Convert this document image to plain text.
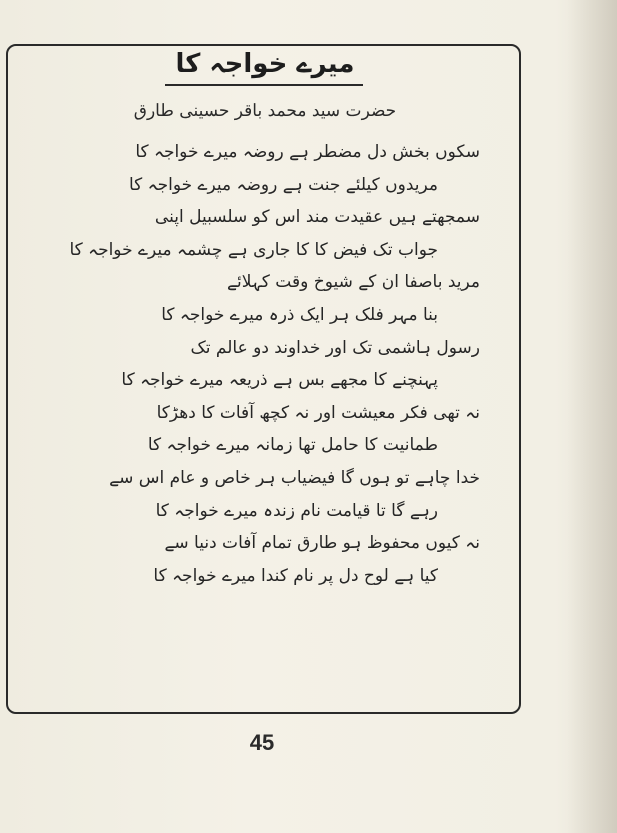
میرے خواجہ کا
حضرت سید محمد باقر حسینی طارق
سکوں بخش دل مضطر ہے روضہ میرے خواجہ کا
مریدوں کیلئے جنت ہے روضہ میرے خواجہ کا
سمجھتے ہیں عقیدت مند اس کو سلسبیل اپنی
جواب تک فیض کا کا جاری ہے چشمہ میرے خواجہ کا
مرید باصفا ان کے شیوخ وقت کہلائے
بنا مہر فلک ہر ایک ذرہ میرے خواجہ کا
رسول ہاشمی تک اور خداوند دو عالم تک
پہنچنے کا مجھے بس ہے ذریعہ میرے خواجہ کا
نہ تھی فکر معیشت اور نہ کچھ آفات کا دھڑکا
طمانیت کا حامل تھا زمانہ میرے خواجہ کا
خدا چاہے تو ہوں گا فیضیاب ہر خاص و عام اس سے
رہے گا تا قیامت نام زندہ میرے خواجہ کا
نہ کیوں محفوظ ہو طارق تمام آفات دنیا سے
کیا ہے لوح دل پر نام کندا میرے خواجہ کا
45
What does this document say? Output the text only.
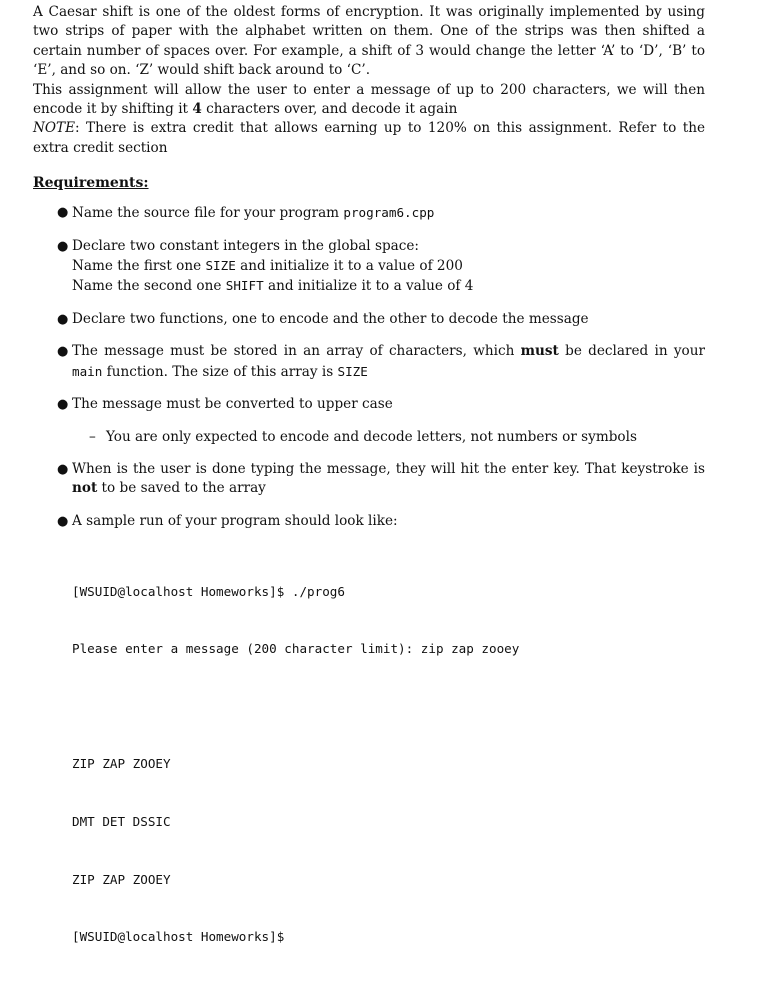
A Caesar shift is one of the oldest forms of encryption. It was originally implemented by using two strips of paper with the alphabet written on them. One of the strips was then shifted a certain number of spaces over. For example, a shift of 3 would change the letter ‘A’ to ‘D’, ‘B’ to ‘E’, and so on. ‘Z’ would shift back around to ‘C’.

This assignment will allow the user to enter a message of up to 200 characters, we will then encode it by shifting it 4 characters over, and decode it again

NOTE: There is extra credit that allows earning up to 120% on this assignment. Refer to the extra credit section

Requirements:
● Name the source file for your program program6.cpp
● Declare two constant integers in the global space:
Name the first one SIZE and initialize it to a value of 200
Name the second one SHIFT and initialize it to a value of 4
● Declare two functions, one to encode and the other to decode the message
● The message must be stored in an array of characters, which must be declared in your main function. The size of this array is SIZE
● The message must be converted to upper case
– You are only expected to encode and decode letters, not numbers or symbols
● When is the user is done typing the message, they will hit the enter key. That keystroke is not to be saved to the array
● A sample run of your program should look like:

[WSUID@localhost Homeworks]$ ./prog6

Please enter a message (200 character limit): zip zap zooey

ZIP ZAP ZOOEY

DMT DET DSSIC

ZIP ZAP ZOOEY

[WSUID@localhost Homeworks]$
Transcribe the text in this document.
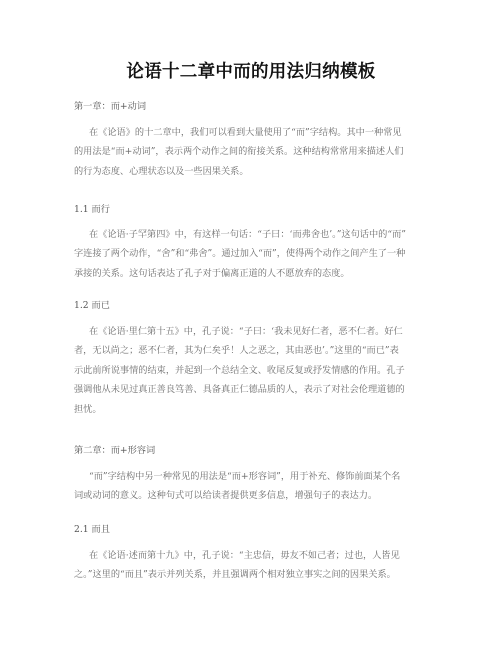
论语十二章中而的用法归纳模板
第一章：而+动词
在《论语》的十二章中，我们可以看到大量使用了“而”字结构。其中一种常见
的用法是“而+动词”，表示两个动作之间的衔接关系。这种结构常常用来描述人们
的行为态度、心理状态以及一些因果关系。
1.1 而行
在《论语·子罕第四》中，有这样一句话：“子曰：‘而弗舍也’。”这句话中的“而”
字连接了两个动作，“舍”和“弗舍”。通过加入“而”，使得两个动作之间产生了一种
承接的关系。这句话表达了孔子对于偏离正道的人不愿放弃的态度。
1.2 而已
在《论语·里仁第十五》中，孔子说：“子曰：‘我未见好仁者，恶不仁者。好仁
者，无以尚之；恶不仁者，其为仁矣乎！人之恶之，其由恶也’。”这里的“而已”表
示此前所说事情的结束，并起到一个总结全文、收尾反复或抒发情感的作用。孔子
强调他从未见过真正善良笃善、具备真正仁德品质的人，表示了对社会伦理道德的
担忧。
第二章：而+形容词
“而”字结构中另一种常见的用法是“而+形容词”，用于补充、修饰前面某个名
词或动词的意义。这种句式可以给读者提供更多信息，增强句子的表达力。
2.1 而且
在《论语·述而第十九》中，孔子说：“主忠信，毋友不如己者；过也，人皆见
之。”这里的“而且”表示并列关系，并且强调两个相对独立事实之间的因果关系。
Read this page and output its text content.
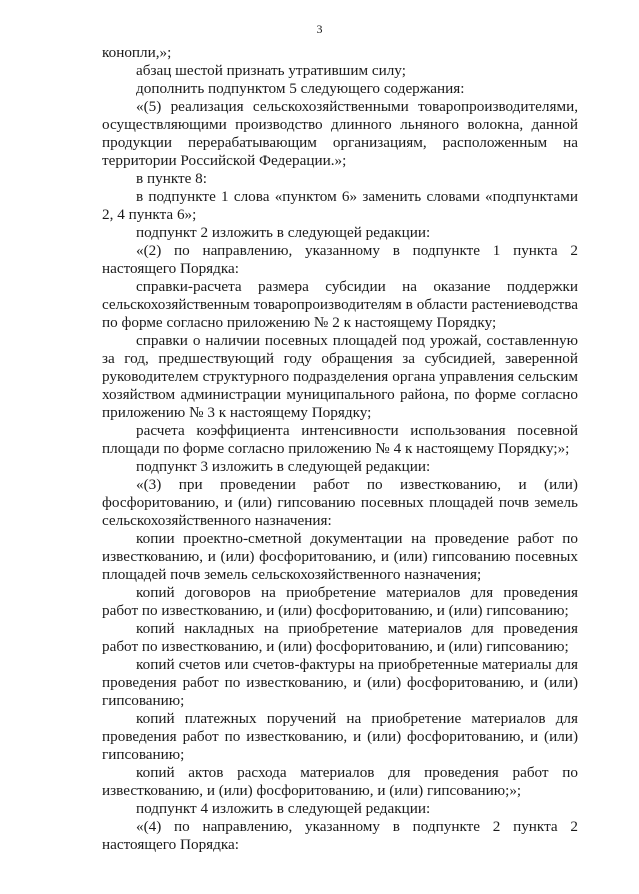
3

конопли,»;

абзац шестой признать утратившим силу;

дополнить подпунктом 5 следующего содержания:

«(5) реализация сельскохозяйственными товаропроизводителями, осуществляющими производство длинного льняного волокна, данной продукции перерабатывающим организациям, расположенным на территории Российской Федерации.»;

в пункте 8:

в подпункте 1 слова «пунктом 6» заменить словами «подпунктами 2, 4 пункта 6»;

подпункт 2 изложить в следующей редакции:

«(2) по направлению, указанному в подпункте 1 пункта 2 настоящего Порядка:

справки-расчета размера субсидии на оказание поддержки сельскохозяйственным товаропроизводителям в области растениеводства по форме согласно приложению № 2 к настоящему Порядку;

справки о наличии посевных площадей под урожай, составленную за год, предшествующий году обращения за субсидией, заверенной руководителем структурного подразделения органа управления сельским хозяйством администрации муниципального района, по форме согласно приложению № 3 к настоящему Порядку;

расчета коэффициента интенсивности использования посевной площади по форме согласно приложению № 4 к настоящему Порядку;»;

подпункт 3 изложить в следующей редакции:

«(3) при проведении работ по известкованию, и (или) фосфоритованию, и (или) гипсованию посевных площадей почв земель сельскохозяйственного назначения:

копии проектно-сметной документации на проведение работ по известкованию, и (или) фосфоритованию, и (или) гипсованию посевных площадей почв земель сельскохозяйственного назначения;

копий договоров на приобретение материалов для проведения работ по известкованию, и (или) фосфоритованию, и (или) гипсованию;

копий накладных на приобретение материалов для проведения работ по известкованию, и (или) фосфоритованию, и (или) гипсованию;

копий счетов или счетов-фактуры на приобретенные материалы для проведения работ по известкованию, и (или) фосфоритованию, и (или) гипсованию;

копий платежных поручений на приобретение материалов для проведения работ по известкованию, и (или) фосфоритованию, и (или) гипсованию;

копий актов расхода материалов для проведения работ по известкованию, и (или) фосфоритованию, и (или) гипсованию;»;

подпункт 4 изложить в следующей редакции:

«(4) по направлению, указанному в подпункте 2 пункта 2 настоящего Порядка:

____________________

▶ Work required: How many lines in the records above hold the word "указанному"? Give only the number.

▶ Result: 2